To do >> Show every line of the records below that contains the word "Taek".

══ Supplied material ══

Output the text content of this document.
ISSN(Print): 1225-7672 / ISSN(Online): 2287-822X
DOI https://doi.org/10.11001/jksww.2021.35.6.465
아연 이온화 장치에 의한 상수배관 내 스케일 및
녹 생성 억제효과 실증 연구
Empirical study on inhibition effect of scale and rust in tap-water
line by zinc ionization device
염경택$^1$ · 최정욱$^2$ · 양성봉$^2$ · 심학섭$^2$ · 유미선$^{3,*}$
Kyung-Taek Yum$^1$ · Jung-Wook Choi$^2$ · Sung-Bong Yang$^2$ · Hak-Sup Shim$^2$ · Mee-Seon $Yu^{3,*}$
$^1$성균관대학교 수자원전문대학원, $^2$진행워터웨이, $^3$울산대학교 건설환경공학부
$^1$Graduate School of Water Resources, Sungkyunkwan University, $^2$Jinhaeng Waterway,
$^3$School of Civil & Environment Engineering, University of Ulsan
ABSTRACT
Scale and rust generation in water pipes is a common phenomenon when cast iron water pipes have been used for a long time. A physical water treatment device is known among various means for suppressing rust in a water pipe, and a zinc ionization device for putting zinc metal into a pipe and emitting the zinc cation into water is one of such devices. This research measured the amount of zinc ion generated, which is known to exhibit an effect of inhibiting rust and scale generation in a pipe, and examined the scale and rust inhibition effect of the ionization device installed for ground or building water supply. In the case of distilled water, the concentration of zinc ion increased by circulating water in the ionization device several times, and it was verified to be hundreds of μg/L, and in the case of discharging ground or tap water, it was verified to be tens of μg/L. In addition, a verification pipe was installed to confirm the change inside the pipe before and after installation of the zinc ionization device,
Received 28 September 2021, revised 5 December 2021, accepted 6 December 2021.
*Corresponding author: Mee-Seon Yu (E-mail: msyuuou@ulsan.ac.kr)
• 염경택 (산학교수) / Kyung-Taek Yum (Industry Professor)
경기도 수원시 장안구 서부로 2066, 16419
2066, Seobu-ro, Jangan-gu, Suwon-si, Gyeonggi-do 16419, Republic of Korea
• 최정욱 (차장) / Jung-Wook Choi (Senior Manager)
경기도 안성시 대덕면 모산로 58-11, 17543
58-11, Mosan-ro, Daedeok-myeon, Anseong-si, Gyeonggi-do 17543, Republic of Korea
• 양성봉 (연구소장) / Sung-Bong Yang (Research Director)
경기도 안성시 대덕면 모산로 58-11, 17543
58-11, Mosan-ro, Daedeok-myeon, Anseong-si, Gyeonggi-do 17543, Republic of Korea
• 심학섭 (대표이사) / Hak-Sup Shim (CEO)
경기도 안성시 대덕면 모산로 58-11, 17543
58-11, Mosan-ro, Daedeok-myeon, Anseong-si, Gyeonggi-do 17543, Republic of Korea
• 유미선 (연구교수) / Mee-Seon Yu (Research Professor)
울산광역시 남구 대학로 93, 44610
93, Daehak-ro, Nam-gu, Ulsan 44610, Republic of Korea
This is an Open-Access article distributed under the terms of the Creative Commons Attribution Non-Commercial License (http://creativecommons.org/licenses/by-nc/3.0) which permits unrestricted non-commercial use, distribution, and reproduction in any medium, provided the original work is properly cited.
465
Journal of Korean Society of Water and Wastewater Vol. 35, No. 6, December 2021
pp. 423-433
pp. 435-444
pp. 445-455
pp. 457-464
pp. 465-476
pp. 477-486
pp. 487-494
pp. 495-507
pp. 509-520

═══

Response >>
Kyung-Taek Yum$^1$ · Jung-Wook Choi$^2$ · Sung-Bong Yang$^2$ · Hak-Sup Shim$^2$ · Mee-Seon $Yu^{3,*}$
• 염경택 (산학교수) / Kyung-Taek Yum (Industry Professor)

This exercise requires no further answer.